Como já fiz em outras oportunidades (aqui e aqui), vou mostrar hoje como nós costumamos usar palavras das quais não sabemos o real significado. Não raro, inclusive, invertemos seus significados em favor de certas ideias que as mídias querem nos impor. A palavrinha sem-vergonha de hoje é Igualdade.
Em termos absolutos, a palavra que expressa correspondência entre as características de dois ou mais seres (ou objetos) é identidade. Daí, temos o adjetivo idêntico. Por exemplo, quando lemos “cédula de identidade”, quer-se dizer que aquele documento corresponde exatamente (ou pertence) àquela pessoa que ele representa. Pretende-se que aquela foto, estampada no tal documento, realmente é idêntica à pessoa que tem seu nome inscrito no documento. Isso é correspondência, isso é o que deveria estar consignado na Constituição: “Todos são idênticos em direitos e deveres, perante a Lei; isto é, todos são identicamente sujeitos à Lei”.

## Tarefa proposta 1
No texto sobre a palavra igualdade, qual palavra, em termos absolutos, expressa correspondência entre as características de dois ou mais seres?

## Material fornecido
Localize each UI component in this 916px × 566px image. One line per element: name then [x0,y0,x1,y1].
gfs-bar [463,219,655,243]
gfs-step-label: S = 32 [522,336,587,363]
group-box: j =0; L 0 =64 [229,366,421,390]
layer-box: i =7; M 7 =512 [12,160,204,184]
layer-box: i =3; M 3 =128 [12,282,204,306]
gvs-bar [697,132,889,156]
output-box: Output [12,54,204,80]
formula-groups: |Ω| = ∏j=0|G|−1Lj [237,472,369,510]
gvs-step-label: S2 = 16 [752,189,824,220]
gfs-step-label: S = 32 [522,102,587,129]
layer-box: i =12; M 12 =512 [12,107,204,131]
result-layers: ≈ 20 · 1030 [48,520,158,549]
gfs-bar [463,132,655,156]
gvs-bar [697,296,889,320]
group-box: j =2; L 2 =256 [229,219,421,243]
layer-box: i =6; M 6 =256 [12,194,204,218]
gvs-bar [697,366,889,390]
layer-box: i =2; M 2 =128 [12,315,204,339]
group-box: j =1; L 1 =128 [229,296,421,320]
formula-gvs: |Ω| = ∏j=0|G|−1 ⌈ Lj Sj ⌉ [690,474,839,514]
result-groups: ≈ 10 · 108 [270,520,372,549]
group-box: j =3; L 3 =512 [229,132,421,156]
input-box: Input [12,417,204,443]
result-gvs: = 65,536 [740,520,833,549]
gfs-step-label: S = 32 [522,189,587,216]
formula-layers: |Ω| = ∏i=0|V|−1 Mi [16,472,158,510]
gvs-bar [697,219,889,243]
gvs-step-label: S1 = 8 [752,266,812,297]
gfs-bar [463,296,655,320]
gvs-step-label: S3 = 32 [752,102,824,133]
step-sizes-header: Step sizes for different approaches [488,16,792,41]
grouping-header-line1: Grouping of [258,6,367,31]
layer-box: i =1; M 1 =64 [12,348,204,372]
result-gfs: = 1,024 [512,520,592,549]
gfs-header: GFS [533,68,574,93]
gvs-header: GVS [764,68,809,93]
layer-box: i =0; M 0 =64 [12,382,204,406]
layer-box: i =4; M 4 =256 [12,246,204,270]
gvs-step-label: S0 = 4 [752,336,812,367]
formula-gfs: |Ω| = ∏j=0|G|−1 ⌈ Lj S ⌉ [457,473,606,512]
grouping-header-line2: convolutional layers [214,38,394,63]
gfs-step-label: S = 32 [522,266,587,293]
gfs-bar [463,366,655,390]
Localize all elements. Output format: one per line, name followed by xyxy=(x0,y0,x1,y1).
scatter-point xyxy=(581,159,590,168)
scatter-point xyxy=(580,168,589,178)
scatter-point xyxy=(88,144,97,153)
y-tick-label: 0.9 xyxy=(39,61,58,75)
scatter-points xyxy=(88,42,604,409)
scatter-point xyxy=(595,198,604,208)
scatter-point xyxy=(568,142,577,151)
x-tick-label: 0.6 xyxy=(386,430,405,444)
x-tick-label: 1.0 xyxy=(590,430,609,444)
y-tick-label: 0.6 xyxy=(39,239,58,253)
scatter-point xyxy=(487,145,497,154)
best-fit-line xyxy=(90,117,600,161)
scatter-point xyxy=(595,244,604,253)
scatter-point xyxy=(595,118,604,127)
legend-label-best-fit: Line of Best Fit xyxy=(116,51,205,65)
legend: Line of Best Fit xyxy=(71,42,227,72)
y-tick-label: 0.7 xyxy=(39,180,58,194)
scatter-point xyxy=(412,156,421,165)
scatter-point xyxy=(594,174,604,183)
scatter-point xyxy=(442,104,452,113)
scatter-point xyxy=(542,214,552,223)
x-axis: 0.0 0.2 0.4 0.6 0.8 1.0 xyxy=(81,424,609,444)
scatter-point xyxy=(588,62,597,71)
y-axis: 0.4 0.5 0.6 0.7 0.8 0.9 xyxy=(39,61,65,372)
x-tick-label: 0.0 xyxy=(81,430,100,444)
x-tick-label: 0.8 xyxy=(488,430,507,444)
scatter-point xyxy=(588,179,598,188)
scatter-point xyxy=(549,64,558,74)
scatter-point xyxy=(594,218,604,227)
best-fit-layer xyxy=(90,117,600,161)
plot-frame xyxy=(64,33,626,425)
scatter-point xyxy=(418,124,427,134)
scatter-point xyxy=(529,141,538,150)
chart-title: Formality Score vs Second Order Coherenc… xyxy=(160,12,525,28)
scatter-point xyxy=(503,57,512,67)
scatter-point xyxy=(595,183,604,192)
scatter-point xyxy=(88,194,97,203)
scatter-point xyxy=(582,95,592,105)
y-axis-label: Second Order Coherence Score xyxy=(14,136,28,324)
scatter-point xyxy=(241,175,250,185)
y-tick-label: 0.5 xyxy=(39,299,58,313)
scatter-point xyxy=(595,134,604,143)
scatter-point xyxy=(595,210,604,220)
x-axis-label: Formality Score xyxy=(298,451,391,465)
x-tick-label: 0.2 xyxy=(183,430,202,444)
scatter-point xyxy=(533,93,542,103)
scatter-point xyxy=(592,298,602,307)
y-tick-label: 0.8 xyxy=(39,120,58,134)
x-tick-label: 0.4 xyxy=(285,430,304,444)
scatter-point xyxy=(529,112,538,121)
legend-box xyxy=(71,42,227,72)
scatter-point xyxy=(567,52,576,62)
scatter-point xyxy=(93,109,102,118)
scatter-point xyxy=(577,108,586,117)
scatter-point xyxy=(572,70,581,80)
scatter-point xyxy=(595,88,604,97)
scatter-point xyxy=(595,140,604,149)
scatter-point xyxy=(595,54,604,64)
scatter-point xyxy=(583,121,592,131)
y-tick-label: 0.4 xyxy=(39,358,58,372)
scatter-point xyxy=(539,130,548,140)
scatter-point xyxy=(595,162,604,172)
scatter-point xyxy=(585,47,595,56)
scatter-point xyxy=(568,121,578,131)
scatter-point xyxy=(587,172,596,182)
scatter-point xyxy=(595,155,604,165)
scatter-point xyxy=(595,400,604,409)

## Tarefa proposta 2
Transcreva as linhas do material fornecido desde o início até a linha que contém "layer-box: i =2; M 2 =128 [12,315,204,339]", inclusive.

## Resposta da tarefa 1
Identidade.

## Resposta da tarefa 2
Localize each UI component in this 916px × 566px image. One line per element: name then [x0,y0,x1,y1].
gfs-bar [463,219,655,243]
gfs-step-label: S = 32 [522,336,587,363]
group-box: j =0; L 0 =64 [229,366,421,390]
layer-box: i =7; M 7 =512 [12,160,204,184]
layer-box: i =3; M 3 =128 [12,282,204,306]
gvs-bar [697,132,889,156]
output-box: Output [12,54,204,80]
formula-groups: |Ω| = ∏j=0|G|−1Lj [237,472,369,510]
gvs-step-label: S2 = 16 [752,189,824,220]
gfs-step-label: S = 32 [522,102,587,129]
layer-box: i =12; M 12 =512 [12,107,204,131]
result-layers: ≈ 20 · 1030 [48,520,158,549]
gfs-bar [463,132,655,156]
gvs-bar [697,296,889,320]
group-box: j =2; L 2 =256 [229,219,421,243]
layer-box: i =6; M 6 =256 [12,194,204,218]
gvs-bar [697,366,889,390]
layer-box: i =2; M 2 =128 [12,315,204,339]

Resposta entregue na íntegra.